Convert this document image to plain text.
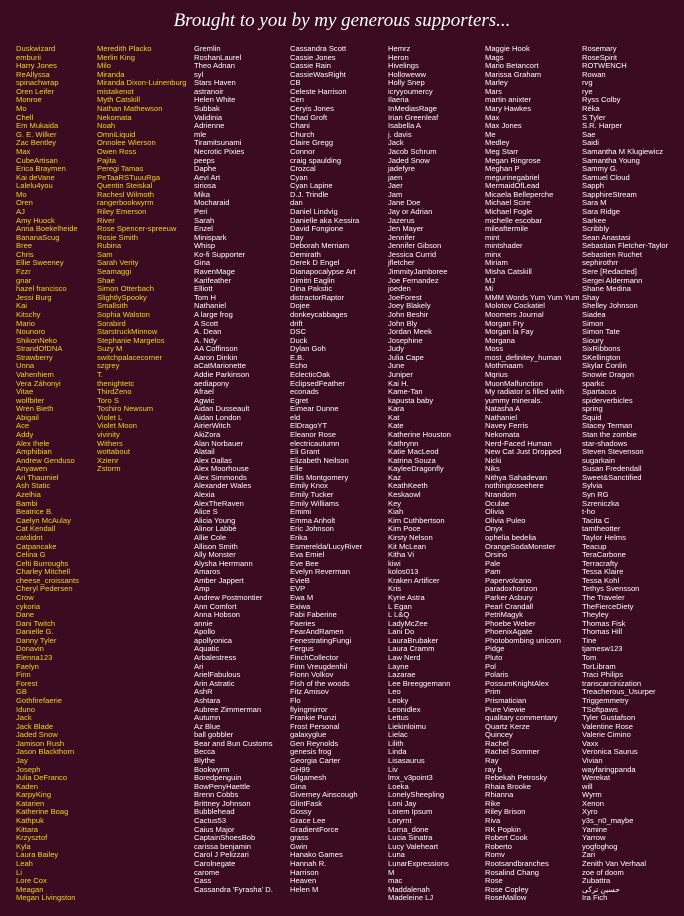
Brought to you by my generous supporters...
Duskwizard
emburii
Harry Jones
ReAllyssa
spinachwrap
Oren Leifer
Monroe
Mo
Chell
Em Mukaida
G. E. Wilker
Zac Bentley
Max
CubeArtisan
Erica Braymen
Kai deVane
Lalelu4you
Mo
Oren
AJ
Amy Huock
Anna Boekelheide
BananaScug
Bree
Chris
Ellie Sweeney
Fzzr
gnar
hazel francisco
Jessi Burg
Kai
Kitschy
Mario
Nounoro
ShikonNeko
StrandOfDNA
Strawberry
Unna
Vahenhiem
Vera Záhonyi
Vitae
wolfbiter
Wren Bieth
Abigail
Ace
Addy
Alex Ihele
Amphibian
Andrew Genduso
Anyawen
Ari Thaumiel
Ash Static
Azelhia
Bambi
Beatrice B.
Caelyn McAulay
Cat Kendall
catdidnt
Catpancake
Celina G
Celti Burroughs
Charley Mitchell
cheese_croissants
Cheryl Pedersen
Crow
cykoria
Dane
Dani Twitch
Danielle G.
Danny Tyler
Donavin
Elenna123
Faelyn
Finn
Forest
GB
Gothfirefaerie
Iduno
Jack
Jack Blade
Jaded Snow
Jamison Rush
Jason Blackthorn
Jay
Joseph
Julia DeFranco
Kaden
KarpyKing
Katarien
Katherine Boag
Kathpuk
Kittara
Krzysztof
Kyla
Laura Bailey
Leah
Li
Lore Cox
Meagan
Megan Livingston
Meredith Placko
Merlin King
Milo
Miranda
Miranda Dixon-Luinenburg
mistakenot
Myth Catskill
Nathan Mathewson
Nekomata
Noah
OmniLiquid
Onnolee Wierson
Owen Ross
Pajita
Peregi Tamas
PeTaaRSTuuuRga
Quentin Steiskal
Rachesl Wilmoth
rangerbookwyrm
Riley Emerson
River
Rose Spencer-spreeuw
Rosie Smith
Rubina
Sam
Sarah Verity
Seamaggi
Shae
Simon Otterbach
SlightlySpooky
Smallsith
Sophia Walston
Sorabird
StarstruckMinnow
Stephanie Margelos
Suzy M
switchpalacecorner
szgrey
T.
thenightetc
ThirdZeno
Toro S
Toshiro Newsum
Violet L
Violet Moon
vivinity
Withers
wottabout
Xzienr
Zstorm
Gremlin
RoshanLaurel
Theo Adnan
syl
Stars Haven
astranoir
Helen White
Subbak
Validinia
Adrienne
mle
Tiramitsunami
Necrotic Pixies
peeps
Daphe
Aevi Art
siriosa
Mika
Mocharaid
Peri
Sarah
Enzel
Minispark
Whisp
Ko-fi Supporter
Gina
RavenMage
Karifeather
Elliott
Tom H
Nathaniel
A large frog
A Scott
A. Dean
A. Ndy
AA Coffinson
Aaron Dinkin
aCatMarionette
Addie Parkinson
aediapony
Afrael
Agwic
Aidan Dusseault
Aidan London
AirierWitch
AkiZora
Alan Norbauer
Alatail
Alex Dallas
Alex Moorhouse
Alex Simmonds
Alexander Wales
Alexia
AlexTheRaven
Alice S
Alicia Young
Alinor Labbé
Allie Cole
Allison Smith
Ally Monster
Alysha Herrmann
Amaros
Amber Jappert
Amp
Andrew Postmontier
Ann Comfort
Anna Hobson
annie
Apollo
apollyonica
Aquatic
Arbalestress
Ari
ArielFabulous
Arin Astratic
AshR
Ashtara
Aubree Zimmerman
Autumn
Az Blue
ball gobbler
Bear and Bun Customs
Becca
Blythe
Bookwyrm
Boredpenguin
BowPenyHaettle
Brenn Cobbs
Brittney Johnson
Bubblehead
Cactus53
Caius Major
CaptainShoesBob
carissa benjamin
Carol J Pelizzari
Carolnegate
carome
Cass
Cassandra 'Fyrasha' D.
Cassandra Scott
Cassie Jones
Cassie Rain
CassieWasRight
CB
Celeste Harrison
Cen
Ceryis Jones
Chad Groft
Chani
Church
Claire Gregg
Connor
craig spaulding
Crozcal
Cyan
Cyan Lapine
D.J. Trindle
dan
Daniel Lindvig
Danielle aka Kessira
David Fongione
Day
Deborah Merriam
Demirath
Derek D Engel
Dianapocalypse Art
Dimitri Eaglin
Dina Pakstic
distractorRaptor
Dojee
donkeycabbages
drift
DSC
Duck
Dylan Goh
E.B.
Echo
EclecticOak
EclipsedFeather
econads
Egret
Eimear Dunne
eld
ElDragoYT
Eleanor Rose
electricautumn
Eli Grant
Elizabeth Neilson
Elle
Ellis Montgomery
Emily Knox
Emily Tucker
Emily Williams
Emimi
Emma Anholt
Eric Johnson
Erika
Esmerelda/LucyRiver
Eva Emiel
Eve Bee
Evelyn Reverman
EvieB
EVP
Ewa M
Exiwa
Fabi Faberine
Faeries
FearAndRamen
FenestratingFungi
Fergus
FinchCollector
Finn Vreugdenhil
Fionn Volkov
Fish of the woods
Fitz Amisov
Flo
flyingmirror
Frankie Punzi
Frost Personal
galaxyglue
Gen Reynolds
genesis frog
Georgia Carter
GH99
Gilgamesh
Gina
Giverney Ainscough
GlintFask
Gossy
Grace Lee
GradientForce
grass
Gwin
Hanako Games
Hannah R.
Harrison
Heaven
Helen M
Hemrz
Heron
Hivelings
Holloweww
Holly Snep
icryyoumercy
Ilaeria
InMediasRage
Irian Greenleaf
Isabella A
j. davis
Jack
Jacob Schrum
Jaded Snow
jadefyre
jaen
Jaer
Jam
Jane Doe
Jay or Adrian
Jazerus
Jen Mayer
Jennifer
Jennifer Gibson
Jessica Currid
jfletcher
JimmityJamboree
Joe Fernandez
joeden
JoeForest
Joey Blakely
John Beshir
John Bly
Jordan Meek
Josephine
Judy
Julia Cape
June
Juniper
Kai H.
Kame-Tan
kapusta baby
Kara
Kat
Kate
Katherine Houston
Kathrynn
Katie MacLeod
Katrina Souza
KayleeDragonfly
Kaz
KeathKeeth
Keskaowl
Key
Kiah
Kim Cuthbertson
Kim Poce
Kirsty Nelson
Kit McLean
Kitha Vi
kiwi
kolos013
Kraken Artificer
Kris
Kyrie Astra
L Egan
L L&Q
LadyMcZee
Lani Do
LauraBrubaker
Laura Cramm
Law Nerd
Layne
Lazarae
Lee Breeggemann
Leo
Leoky
Leonidlex
Lettus
Liekinloimu
Lielac
Lilith
Linda
Lisasaurus
Liv
lmx_v3point3
Loeka
LonelySheepling
Loni Jay
Lorem Ipsum
Loryrnt
Lorna_done
Lucia Sinatra
Lucy Valeheart
Luna
LunarExpressions
M
mac
Maddalenah
Madeleine LJ
Maggie Hook
Mags
Mario Betancort
Marissa Graham
Marley
Mars
martin anixter
Mary Hawkes
Max
Max Jones
Me
Medley
Meg Starr
Megan Ringrose
Meghan P
megurinegabriel
MermaidOfLead
Micaela Belleperche
Michael Scire
Michael Fogle
michelle escobar
mileaftermile
mint
mintshader
minx
Miriam
Misha Catskill
MJ
Mi
MMM Words Yum Yum Yum
Molotov Cockatiel
Moomers Journal
Morgan Fry
Morgan la Fay
Morgana
Moss
most_definitey_human
Mothmaam
Mqrius
MuonMalfunction
My radiator is filled with
yummy minerals.
Natasha A
Nathaniel
Navey Ferris
Nekomata
Nerd-Faced Human
New Cat Just Dropped
Nicki
Niks
Nithya Sahadevan
nothingtoseehere
Nrandom
Oculae
Olivia
Olivia Puleo
Onyx
ophelia bedelia
OrangeSodaMonster
Orsino
Pale
Pam
Papervolcano
paradoxhorizon
Parker Asbury
Pearl Crandall
PetriMagyk
Phoebe Weber
PhoenixAgate
Photobombing unicorn
Pidge
Pluto
Pol
Polaris
PossumKnightAlex
Prim
Prismatician
Pure Viewie
qualitary commentary
Quartz Kerze
Quincey
Rachel
Rachel Sommer
Ray
ray b
Rebekah Petrosky
Rhaia Brooke
Rhianna
Rike
Riley Brison
Riva
RK Popkin
Robert Cook
Roberto
Romv
Rootsandbranches
Rosalind Chang
Rose
Rose Copley
RoseMallow
Rosemary
RoseSpirit
ROTWENCH
Rowan
rvg
rye
Ryss Colby
Réka
S Tyler
S.R. Harper
Sae
Saidi
Samantha M Klugiewicz
Samantha Young
Sammy G.
Samuel Cloud
Sapph
SapphireStream
Sara M
Sara Ridge
Sarkee
Scribbly
Sean Anastasi
Sebastian Fletcher-Taylor
Sebastien Ruchet
sephirothrr
Sere [Redacted]
Sergei Aldermann
Shane Medina
Shay
Shelley Johnson
Siadea
Simon
Simon Tate
Sioury
SixRibbons
SKellington
Skylar Conlin
Snowie Dragon
sparkc
Spartacus
spiderverbicles
spring
Squid
Stacey Terman
Stan the zombie
star-shadows
Steven Stevenson
sugarkain
Susan Fredendall
Sweet&Sanctified
Sylvia
Syn RG
Szreniczka
t-ho
Tacita C
tamtheotter
Taylor Helms
Teacup
TeraCarbone
Terracrafty
Tessa Klaire
Tessa Kohl
Tethys Svensson
The Traveler
TheFierceDiety
Theyley
Thomas Fisk
Thomas Hill
Tine
tjamesw123
Tom
TorLibram
Traci Philips
transcarcinization
Treacherous_Usurper
Triggemmetry
TSoftpaws
Tyler Gustafson
Valentine Rose
Valerie Cimino
Vaxx
Veronica Saurus
Vivian
wayfaringpanda
Werekat
will
Wyrm
Xenon
Xyro
y3s_n0_maybe
Yamine
Yarrow
yogfoghog
Zari
Zenith Van Verhaal
zoe of doom
Zubattra
حسین ترکی
Ira Fich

◆ WORK TASK: Pull every line that holds the string "Emily" out of the records.

◆ PROBLEM SOLUTION:
Emily Knox
Emily Tucker
Emily Williams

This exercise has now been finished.